GIVEN REQUEST
Using the data below, gather each line that includes the word "para".

Items listed in a dataset
— Start —
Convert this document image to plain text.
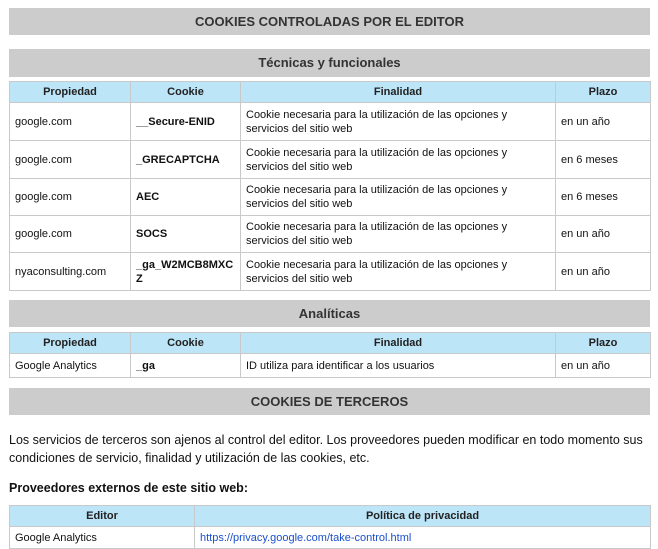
COOKIES CONTROLADAS POR EL EDITOR
Técnicas y funcionales
Propiedad	Cookie	Finalidad	Plazo
google.com	__Secure-ENID	Cookie necesaria para la utilización de las opciones y servicios del sitio web	en un año
google.com	_GRECAPTCHA	Cookie necesaria para la utilización de las opciones y servicios del sitio web	en 6 meses
google.com	AEC	Cookie necesaria para la utilización de las opciones y servicios del sitio web	en 6 meses
google.com	SOCS	Cookie necesaria para la utilización de las opciones y servicios del sitio web	en un año
nyaconsulting.com	_ga_W2MCB8MXCZ	Cookie necesaria para la utilización de las opciones y servicios del sitio web	en un año
Analíticas
Propiedad	Cookie	Finalidad	Plazo
Google Analytics	_ga	ID utiliza para identificar a los usuarios	en un año
COOKIES DE TERCEROS
Los servicios de terceros son ajenos al control del editor. Los proveedores pueden modificar en todo momento sus condiciones de servicio, finalidad y utilización de las cookies, etc.
Proveedores externos de este sitio web:
Editor	Política de privacidad
Google Analytics	https://privacy.google.com/take-control.html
— End —
REPLY
google.com	__Secure-ENID	Cookie necesaria para la utilización de las opciones y servicios del sitio web	en un año
google.com	_GRECAPTCHA	Cookie necesaria para la utilización de las opciones y servicios del sitio web	en 6 meses
google.com	AEC	Cookie necesaria para la utilización de las opciones y servicios del sitio web	en 6 meses
google.com	SOCS	Cookie necesaria para la utilización de las opciones y servicios del sitio web	en un año
nyaconsulting.com	_ga_W2MCB8MXCZ	Cookie necesaria para la utilización de las opciones y servicios del sitio web	en un año
Google Analytics	_ga	ID utiliza para identificar a los usuarios	en un año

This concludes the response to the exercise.